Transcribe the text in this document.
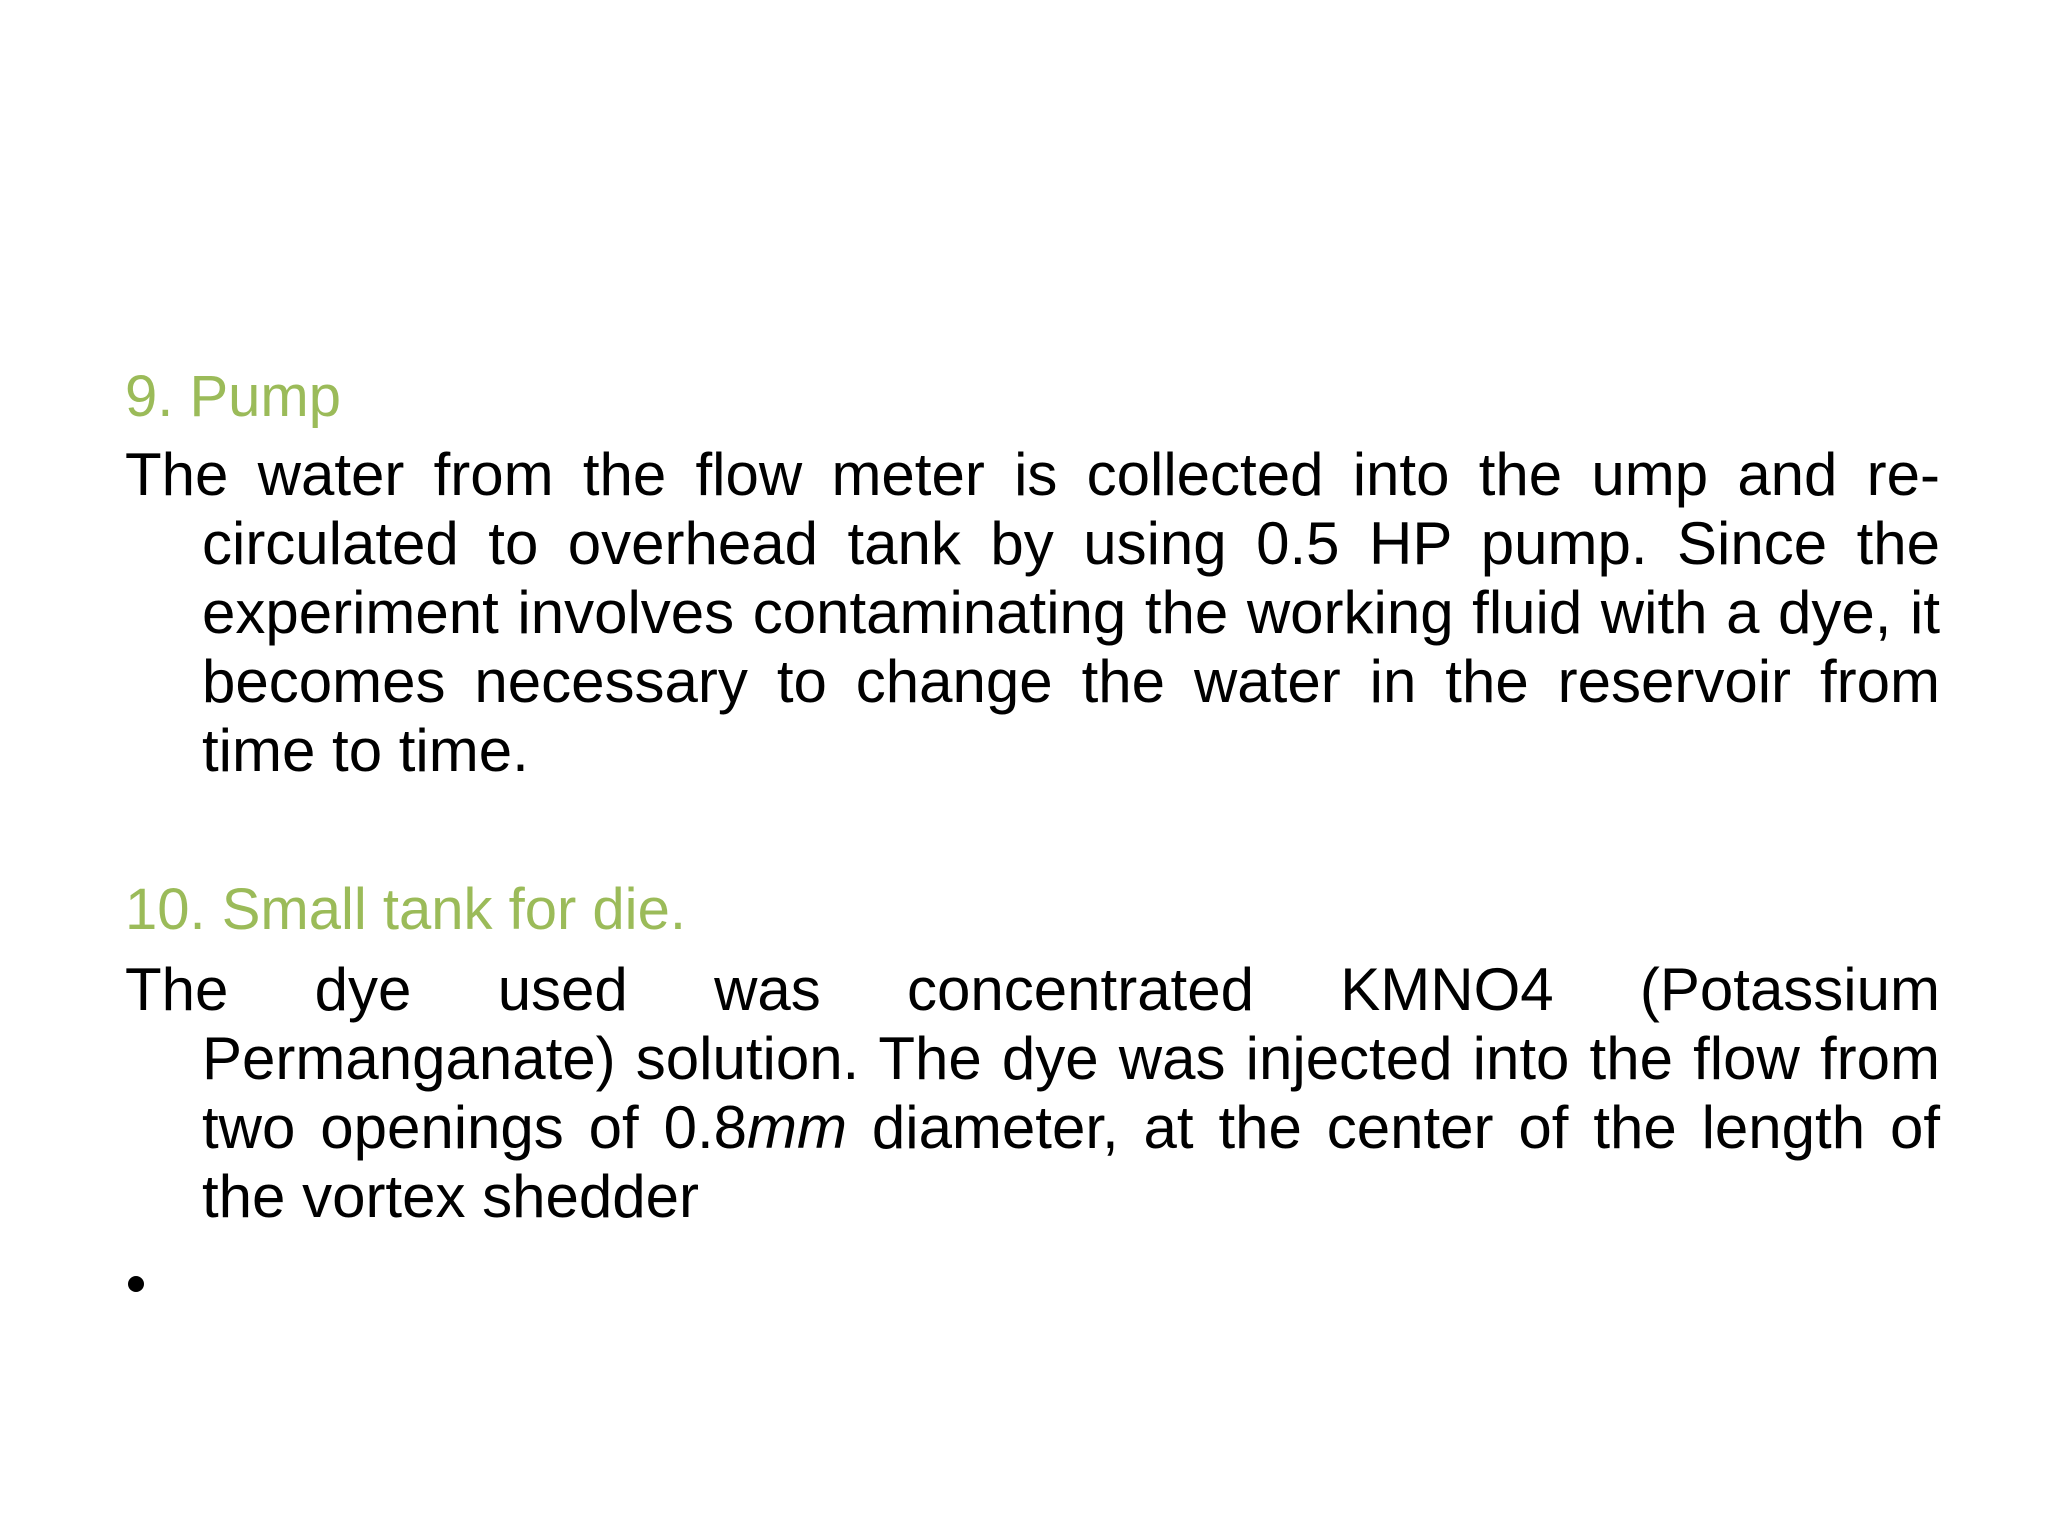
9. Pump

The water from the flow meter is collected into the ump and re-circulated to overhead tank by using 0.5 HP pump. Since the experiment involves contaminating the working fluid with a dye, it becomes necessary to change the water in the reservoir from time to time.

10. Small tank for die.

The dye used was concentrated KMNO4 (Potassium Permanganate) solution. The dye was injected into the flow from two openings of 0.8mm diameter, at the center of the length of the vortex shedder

┄┄┄┄┄┄┄┄┄┄

Goal: Except for the pictures, reproduce every line exactly.

Worked answer:
Transcribe the text in this document.
9. Pump

The water from the flow meter is collected into the ump and re-circulated to overhead tank by using 0.5 HP pump. Since the experiment involves contaminating the working fluid with a dye, it becomes necessary to change the water in the reservoir from time to time.

10. Small tank for die.

The dye used was concentrated KMNO4 (Potassium Permanganate) solution. The dye was injected into the flow from two openings of 0.8mm diameter, at the center of the length of the vortex shedder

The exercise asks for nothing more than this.